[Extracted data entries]
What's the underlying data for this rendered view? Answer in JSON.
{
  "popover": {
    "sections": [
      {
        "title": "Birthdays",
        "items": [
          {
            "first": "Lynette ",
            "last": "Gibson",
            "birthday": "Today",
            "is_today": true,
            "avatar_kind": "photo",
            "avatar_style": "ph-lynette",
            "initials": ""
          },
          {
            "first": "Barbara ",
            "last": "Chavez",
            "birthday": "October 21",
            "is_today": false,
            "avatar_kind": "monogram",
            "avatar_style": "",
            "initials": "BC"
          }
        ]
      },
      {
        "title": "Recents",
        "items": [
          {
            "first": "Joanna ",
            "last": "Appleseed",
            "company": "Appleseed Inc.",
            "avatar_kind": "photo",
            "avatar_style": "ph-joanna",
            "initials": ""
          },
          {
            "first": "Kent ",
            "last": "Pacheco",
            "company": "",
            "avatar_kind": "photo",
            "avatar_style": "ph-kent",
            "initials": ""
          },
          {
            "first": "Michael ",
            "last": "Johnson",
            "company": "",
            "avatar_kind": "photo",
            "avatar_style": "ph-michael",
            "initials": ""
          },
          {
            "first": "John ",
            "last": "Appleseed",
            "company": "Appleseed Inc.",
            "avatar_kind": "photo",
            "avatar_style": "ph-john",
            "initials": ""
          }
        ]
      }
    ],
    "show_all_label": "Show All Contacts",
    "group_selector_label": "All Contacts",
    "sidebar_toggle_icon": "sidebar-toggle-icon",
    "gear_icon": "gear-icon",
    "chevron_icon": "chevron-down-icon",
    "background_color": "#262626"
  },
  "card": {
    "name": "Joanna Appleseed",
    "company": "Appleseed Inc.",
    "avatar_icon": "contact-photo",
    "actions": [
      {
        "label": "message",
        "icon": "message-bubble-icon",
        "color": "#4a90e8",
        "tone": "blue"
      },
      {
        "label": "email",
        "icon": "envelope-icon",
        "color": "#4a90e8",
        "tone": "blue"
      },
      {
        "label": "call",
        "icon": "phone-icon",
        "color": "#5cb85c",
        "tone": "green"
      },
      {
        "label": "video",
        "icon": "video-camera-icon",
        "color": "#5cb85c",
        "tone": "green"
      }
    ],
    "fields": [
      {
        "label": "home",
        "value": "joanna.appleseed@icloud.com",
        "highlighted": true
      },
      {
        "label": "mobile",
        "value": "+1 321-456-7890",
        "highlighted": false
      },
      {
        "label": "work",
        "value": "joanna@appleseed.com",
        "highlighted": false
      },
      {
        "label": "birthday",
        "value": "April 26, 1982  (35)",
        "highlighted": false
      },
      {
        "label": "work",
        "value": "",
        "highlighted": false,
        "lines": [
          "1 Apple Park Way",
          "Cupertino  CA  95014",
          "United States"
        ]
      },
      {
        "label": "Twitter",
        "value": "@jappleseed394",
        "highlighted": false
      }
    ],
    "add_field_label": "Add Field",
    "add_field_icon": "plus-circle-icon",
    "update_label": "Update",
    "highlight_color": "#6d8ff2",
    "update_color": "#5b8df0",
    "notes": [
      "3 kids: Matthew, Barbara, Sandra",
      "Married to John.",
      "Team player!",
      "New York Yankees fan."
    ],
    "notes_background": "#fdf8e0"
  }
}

• What you have to do
Send back all of the entries exactly, with nothing missing.

• Output below
What's the underlying data for this rendered view? Answer in JSON.
{
  "popover": {
    "sections": [
      {
        "title": "Birthdays",
        "items": [
          {
            "first": "Lynette ",
            "last": "Gibson",
            "birthday": "Today",
            "is_today": true,
            "avatar_kind": "photo",
            "avatar_style": "ph-lynette",
            "initials": ""
          },
          {
            "first": "Barbara ",
            "last": "Chavez",
            "birthday": "October 21",
            "is_today": false,
            "avatar_kind": "monogram",
            "avatar_style": "",
            "initials": "BC"
          }
        ]
      },
      {
        "title": "Recents",
        "items": [
          {
            "first": "Joanna ",
            "last": "Appleseed",
            "company": "Appleseed Inc.",
            "avatar_kind": "photo",
            "avatar_style": "ph-joanna",
            "initials": ""
          },
          {
            "first": "Kent ",
            "last": "Pacheco",
            "company": "",
            "avatar_kind": "photo",
            "avatar_style": "ph-kent",
            "initials": ""
          },
          {
            "first": "Michael ",
            "last": "Johnson",
            "company": "",
            "avatar_kind": "photo",
            "avatar_style": "ph-michael",
            "initials": ""
          },
          {
            "first": "John ",
            "last": "Appleseed",
            "company": "Appleseed Inc.",
            "avatar_kind": "photo",
            "avatar_style": "ph-john",
            "initials": ""
          }
        ]
      }
    ],
    "show_all_label": "Show All Contacts",
    "group_selector_label": "All Contacts",
    "sidebar_toggle_icon": "sidebar-toggle-icon",
    "gear_icon": "gear-icon",
    "chevron_icon": "chevron-down-icon",
    "background_color": "#262626"
  },
  "card": {
    "name": "Joanna Appleseed",
    "company": "Appleseed Inc.",
    "avatar_icon": "contact-photo",
    "actions": [
      {
        "label": "message",
        "icon": "message-bubble-icon",
        "color": "#4a90e8",
        "tone": "blue"
      },
      {
        "label": "email",
        "icon": "envelope-icon",
        "color": "#4a90e8",
        "tone": "blue"
      },
      {
        "label": "call",
        "icon": "phone-icon",
        "color": "#5cb85c",
        "tone": "green"
      },
      {
        "label": "video",
        "icon": "video-camera-icon",
        "color": "#5cb85c",
        "tone": "green"
      }
    ],
    "fields": [
      {
        "label": "home",
        "value": "joanna.appleseed@icloud.com",
        "highlighted": true
      },
      {
        "label": "mobile",
        "value": "+1 321-456-7890",
        "highlighted": false
      },
      {
        "label": "work",
        "value": "joanna@appleseed.com",
        "highlighted": false
      },
      {
        "label": "birthday",
        "value": "April 26, 1982  (35)",
        "highlighted": false
      },
      {
        "label": "work",
        "value": "",
        "highlighted": false,
        "lines": [
          "1 Apple Park Way",
          "Cupertino  CA  95014",
          "United States"
        ]
      },
      {
        "label": "Twitter",
        "value": "@jappleseed394",
        "highlighted": false
      }
    ],
    "add_field_label": "Add Field",
    "add_field_icon": "plus-circle-icon",
    "update_label": "Update",
    "highlight_color": "#6d8ff2",
    "update_color": "#5b8df0",
    "notes": [
      "3 kids: Matthew, Barbara, Sandra",
      "Married to John.",
      "Team player!",
      "New York Yankees fan."
    ],
    "notes_background": "#fdf8e0"
  }
}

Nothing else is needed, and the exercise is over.